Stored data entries

-------

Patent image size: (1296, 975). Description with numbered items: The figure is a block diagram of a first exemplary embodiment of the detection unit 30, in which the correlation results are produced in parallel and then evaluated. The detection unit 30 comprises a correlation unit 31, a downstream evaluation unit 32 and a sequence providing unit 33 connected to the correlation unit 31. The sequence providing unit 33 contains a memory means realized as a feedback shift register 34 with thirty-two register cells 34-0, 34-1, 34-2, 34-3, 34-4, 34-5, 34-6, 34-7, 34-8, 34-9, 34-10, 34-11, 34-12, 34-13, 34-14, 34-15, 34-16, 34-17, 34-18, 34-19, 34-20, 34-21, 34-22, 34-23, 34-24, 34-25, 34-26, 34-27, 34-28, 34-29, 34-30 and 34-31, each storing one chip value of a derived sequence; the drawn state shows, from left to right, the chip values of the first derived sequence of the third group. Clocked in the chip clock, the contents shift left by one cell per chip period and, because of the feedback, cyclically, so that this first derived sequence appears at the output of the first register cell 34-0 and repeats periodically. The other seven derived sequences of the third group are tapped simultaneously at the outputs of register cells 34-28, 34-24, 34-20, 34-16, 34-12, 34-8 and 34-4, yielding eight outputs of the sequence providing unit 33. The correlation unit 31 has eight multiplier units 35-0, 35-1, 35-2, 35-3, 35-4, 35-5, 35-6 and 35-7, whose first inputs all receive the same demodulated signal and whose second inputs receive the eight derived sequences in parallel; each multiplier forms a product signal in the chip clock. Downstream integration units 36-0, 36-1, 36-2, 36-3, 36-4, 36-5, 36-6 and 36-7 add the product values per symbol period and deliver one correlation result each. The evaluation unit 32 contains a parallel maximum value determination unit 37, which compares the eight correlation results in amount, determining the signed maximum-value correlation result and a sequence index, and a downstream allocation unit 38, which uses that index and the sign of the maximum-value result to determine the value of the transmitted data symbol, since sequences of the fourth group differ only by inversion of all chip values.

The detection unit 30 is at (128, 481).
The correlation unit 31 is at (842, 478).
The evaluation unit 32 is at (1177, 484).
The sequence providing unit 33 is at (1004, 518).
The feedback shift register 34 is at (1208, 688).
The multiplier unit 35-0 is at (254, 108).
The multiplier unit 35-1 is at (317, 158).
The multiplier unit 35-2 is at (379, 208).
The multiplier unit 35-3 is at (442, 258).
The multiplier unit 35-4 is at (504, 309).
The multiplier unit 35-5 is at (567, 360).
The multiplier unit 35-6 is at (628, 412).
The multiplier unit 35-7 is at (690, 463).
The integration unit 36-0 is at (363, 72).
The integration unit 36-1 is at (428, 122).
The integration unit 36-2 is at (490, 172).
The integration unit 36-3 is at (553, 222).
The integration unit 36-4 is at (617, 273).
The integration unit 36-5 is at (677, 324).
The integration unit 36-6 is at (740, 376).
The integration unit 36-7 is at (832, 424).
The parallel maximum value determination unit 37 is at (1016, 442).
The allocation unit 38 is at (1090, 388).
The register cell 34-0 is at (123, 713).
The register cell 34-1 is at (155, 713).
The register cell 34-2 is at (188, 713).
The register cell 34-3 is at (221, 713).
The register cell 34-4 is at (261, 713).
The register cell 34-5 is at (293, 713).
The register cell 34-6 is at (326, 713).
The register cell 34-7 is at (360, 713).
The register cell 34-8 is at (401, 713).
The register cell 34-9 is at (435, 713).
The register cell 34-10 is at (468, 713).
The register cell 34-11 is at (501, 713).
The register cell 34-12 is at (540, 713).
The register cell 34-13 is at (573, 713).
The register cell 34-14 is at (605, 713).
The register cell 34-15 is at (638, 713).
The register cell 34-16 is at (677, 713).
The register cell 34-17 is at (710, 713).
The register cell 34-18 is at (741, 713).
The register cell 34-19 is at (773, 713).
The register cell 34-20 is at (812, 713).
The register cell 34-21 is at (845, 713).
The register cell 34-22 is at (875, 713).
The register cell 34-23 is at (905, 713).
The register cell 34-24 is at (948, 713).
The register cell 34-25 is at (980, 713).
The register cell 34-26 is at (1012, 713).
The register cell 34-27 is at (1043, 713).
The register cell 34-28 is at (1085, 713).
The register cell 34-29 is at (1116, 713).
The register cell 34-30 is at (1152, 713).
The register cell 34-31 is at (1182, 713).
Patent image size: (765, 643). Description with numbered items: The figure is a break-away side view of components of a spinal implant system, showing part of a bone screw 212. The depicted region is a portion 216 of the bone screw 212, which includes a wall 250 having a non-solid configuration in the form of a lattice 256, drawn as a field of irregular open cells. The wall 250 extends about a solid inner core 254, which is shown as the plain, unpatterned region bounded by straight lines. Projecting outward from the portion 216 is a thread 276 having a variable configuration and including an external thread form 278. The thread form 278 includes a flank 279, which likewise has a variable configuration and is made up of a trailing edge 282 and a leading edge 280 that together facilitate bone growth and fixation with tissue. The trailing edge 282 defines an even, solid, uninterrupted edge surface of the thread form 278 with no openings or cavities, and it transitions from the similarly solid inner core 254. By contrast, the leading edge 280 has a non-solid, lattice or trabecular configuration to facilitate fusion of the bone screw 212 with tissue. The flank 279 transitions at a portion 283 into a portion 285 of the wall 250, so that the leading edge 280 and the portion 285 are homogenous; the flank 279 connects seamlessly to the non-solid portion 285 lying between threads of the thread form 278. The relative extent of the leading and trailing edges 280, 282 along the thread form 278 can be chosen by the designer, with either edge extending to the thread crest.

-------

Activity:
Return the records above verbatim, in their entirety.

Solution to the problem:
Patent image size: (1296, 975). Description with numbered items: The figure is a block diagram of a first exemplary embodiment of the detection unit 30, in which the correlation results are produced in parallel and then evaluated. The detection unit 30 comprises a correlation unit 31, a downstream evaluation unit 32 and a sequence providing unit 33 connected to the correlation unit 31. The sequence providing unit 33 contains a memory means realized as a feedback shift register 34 with thirty-two register cells 34-0, 34-1, 34-2, 34-3, 34-4, 34-5, 34-6, 34-7, 34-8, 34-9, 34-10, 34-11, 34-12, 34-13, 34-14, 34-15, 34-16, 34-17, 34-18, 34-19, 34-20, 34-21, 34-22, 34-23, 34-24, 34-25, 34-26, 34-27, 34-28, 34-29, 34-30 and 34-31, each storing one chip value of a derived sequence; the drawn state shows, from left to right, the chip values of the first derived sequence of the third group. Clocked in the chip clock, the contents shift left by one cell per chip period and, because of the feedback, cyclically, so that this first derived sequence appears at the output of the first register cell 34-0 and repeats periodically. The other seven derived sequences of the third group are tapped simultaneously at the outputs of register cells 34-28, 34-24, 34-20, 34-16, 34-12, 34-8 and 34-4, yielding eight outputs of the sequence providing unit 33. The correlation unit 31 has eight multiplier units 35-0, 35-1, 35-2, 35-3, 35-4, 35-5, 35-6 and 35-7, whose first inputs all receive the same demodulated signal and whose second inputs receive the eight derived sequences in parallel; each multiplier forms a product signal in the chip clock. Downstream integration units 36-0, 36-1, 36-2, 36-3, 36-4, 36-5, 36-6 and 36-7 add the product values per symbol period and deliver one correlation result each. The evaluation unit 32 contains a parallel maximum value determination unit 37, which compares the eight correlation results in amount, determining the signed maximum-value correlation result and a sequence index, and a downstream allocation unit 38, which uses that index and the sign of the maximum-value result to determine the value of the transmitted data symbol, since sequences of the fourth group differ only by inversion of all chip values.

The detection unit 30 is at (128, 481).
The correlation unit 31 is at (842, 478).
The evaluation unit 32 is at (1177, 484).
The sequence providing unit 33 is at (1004, 518).
The feedback shift register 34 is at (1208, 688).
The multiplier unit 35-0 is at (254, 108).
The multiplier unit 35-1 is at (317, 158).
The multiplier unit 35-2 is at (379, 208).
The multiplier unit 35-3 is at (442, 258).
The multiplier unit 35-4 is at (504, 309).
The multiplier unit 35-5 is at (567, 360).
The multiplier unit 35-6 is at (628, 412).
The multiplier unit 35-7 is at (690, 463).
The integration unit 36-0 is at (363, 72).
The integration unit 36-1 is at (428, 122).
The integration unit 36-2 is at (490, 172).
The integration unit 36-3 is at (553, 222).
The integration unit 36-4 is at (617, 273).
The integration unit 36-5 is at (677, 324).
The integration unit 36-6 is at (740, 376).
The integration unit 36-7 is at (832, 424).
The parallel maximum value determination unit 37 is at (1016, 442).
The allocation unit 38 is at (1090, 388).
The register cell 34-0 is at (123, 713).
The register cell 34-1 is at (155, 713).
The register cell 34-2 is at (188, 713).
The register cell 34-3 is at (221, 713).
The register cell 34-4 is at (261, 713).
The register cell 34-5 is at (293, 713).
The register cell 34-6 is at (326, 713).
The register cell 34-7 is at (360, 713).
The register cell 34-8 is at (401, 713).
The register cell 34-9 is at (435, 713).
The register cell 34-10 is at (468, 713).
The register cell 34-11 is at (501, 713).
The register cell 34-12 is at (540, 713).
The register cell 34-13 is at (573, 713).
The register cell 34-14 is at (605, 713).
The register cell 34-15 is at (638, 713).
The register cell 34-16 is at (677, 713).
The register cell 34-17 is at (710, 713).
The register cell 34-18 is at (741, 713).
The register cell 34-19 is at (773, 713).
The register cell 34-20 is at (812, 713).
The register cell 34-21 is at (845, 713).
The register cell 34-22 is at (875, 713).
The register cell 34-23 is at (905, 713).
The register cell 34-24 is at (948, 713).
The register cell 34-25 is at (980, 713).
The register cell 34-26 is at (1012, 713).
The register cell 34-27 is at (1043, 713).
The register cell 34-28 is at (1085, 713).
The register cell 34-29 is at (1116, 713).
The register cell 34-30 is at (1152, 713).
The register cell 34-31 is at (1182, 713).
Patent image size: (765, 643). Description with numbered items: The figure is a break-away side view of components of a spinal implant system, showing part of a bone screw 212. The depicted region is a portion 216 of the bone screw 212, which includes a wall 250 having a non-solid configuration in the form of a lattice 256, drawn as a field of irregular open cells. The wall 250 extends about a solid inner core 254, which is shown as the plain, unpatterned region bounded by straight lines. Projecting outward from the portion 216 is a thread 276 having a variable configuration and including an external thread form 278. The thread form 278 includes a flank 279, which likewise has a variable configuration and is made up of a trailing edge 282 and a leading edge 280 that together facilitate bone growth and fixation with tissue. The trailing edge 282 defines an even, solid, uninterrupted edge surface of the thread form 278 with no openings or cavities, and it transitions from the similarly solid inner core 254. By contrast, the leading edge 280 has a non-solid, lattice or trabecular configuration to facilitate fusion of the bone screw 212 with tissue. The flank 279 transitions at a portion 283 into a portion 285 of the wall 250, so that the leading edge 280 and the portion 285 are homogenous; the flank 279 connects seamlessly to the non-solid portion 285 lying between threads of the thread form 278. The relative extent of the leading and trailing edges 280, 282 along the thread form 278 can be chosen by the designer, with either edge extending to the thread crest.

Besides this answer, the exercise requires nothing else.